What to produce :: Search the listing below for the string "năng" and show each line that contains it.

-- BEGIN Supplied entries --

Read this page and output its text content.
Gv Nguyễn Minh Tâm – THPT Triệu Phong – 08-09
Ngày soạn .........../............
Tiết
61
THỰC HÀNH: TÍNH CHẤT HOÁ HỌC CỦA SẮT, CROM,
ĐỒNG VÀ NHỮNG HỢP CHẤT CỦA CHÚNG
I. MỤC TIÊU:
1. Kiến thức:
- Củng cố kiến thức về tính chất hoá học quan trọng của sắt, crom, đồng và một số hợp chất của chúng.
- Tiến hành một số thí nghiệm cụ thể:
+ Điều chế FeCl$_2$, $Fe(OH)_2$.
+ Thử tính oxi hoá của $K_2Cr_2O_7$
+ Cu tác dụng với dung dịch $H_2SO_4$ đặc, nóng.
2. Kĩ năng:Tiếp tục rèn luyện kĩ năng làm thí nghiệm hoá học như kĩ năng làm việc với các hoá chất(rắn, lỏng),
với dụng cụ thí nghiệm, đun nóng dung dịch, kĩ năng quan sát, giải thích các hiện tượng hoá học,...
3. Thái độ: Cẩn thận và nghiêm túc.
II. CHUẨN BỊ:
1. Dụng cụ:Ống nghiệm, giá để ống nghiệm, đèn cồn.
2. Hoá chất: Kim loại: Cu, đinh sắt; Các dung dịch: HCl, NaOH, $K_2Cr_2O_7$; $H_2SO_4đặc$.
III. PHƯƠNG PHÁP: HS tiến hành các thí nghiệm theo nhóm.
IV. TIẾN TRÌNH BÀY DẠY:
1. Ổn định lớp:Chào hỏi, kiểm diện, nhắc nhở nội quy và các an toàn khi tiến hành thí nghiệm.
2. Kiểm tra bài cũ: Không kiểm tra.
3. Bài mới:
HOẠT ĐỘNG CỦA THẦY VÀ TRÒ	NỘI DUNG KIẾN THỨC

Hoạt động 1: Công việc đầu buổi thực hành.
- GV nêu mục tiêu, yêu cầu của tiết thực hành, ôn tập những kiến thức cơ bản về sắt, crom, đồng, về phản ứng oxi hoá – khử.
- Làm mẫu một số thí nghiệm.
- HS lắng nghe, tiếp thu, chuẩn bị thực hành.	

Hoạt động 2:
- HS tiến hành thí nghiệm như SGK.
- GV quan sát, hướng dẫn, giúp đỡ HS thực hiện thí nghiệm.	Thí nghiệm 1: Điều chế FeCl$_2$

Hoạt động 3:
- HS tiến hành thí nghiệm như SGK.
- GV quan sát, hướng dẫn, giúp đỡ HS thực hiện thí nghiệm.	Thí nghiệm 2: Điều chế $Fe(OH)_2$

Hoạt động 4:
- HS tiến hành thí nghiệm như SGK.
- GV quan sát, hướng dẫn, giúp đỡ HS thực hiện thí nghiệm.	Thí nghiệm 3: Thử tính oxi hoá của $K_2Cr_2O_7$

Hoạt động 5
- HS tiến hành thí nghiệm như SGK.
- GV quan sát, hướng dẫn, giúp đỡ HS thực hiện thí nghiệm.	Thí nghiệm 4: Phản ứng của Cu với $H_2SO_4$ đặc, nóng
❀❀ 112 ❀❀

-- END Supplied entries --

Answer below ::
2. Kĩ năng:Tiếp tục rèn luyện kĩ năng làm thí nghiệm hoá học như kĩ năng làm việc với các hoá chất(rắn, lỏng),
với dụng cụ thí nghiệm, đun nóng dung dịch, kĩ năng quan sát, giải thích các hiện tượng hoá học,...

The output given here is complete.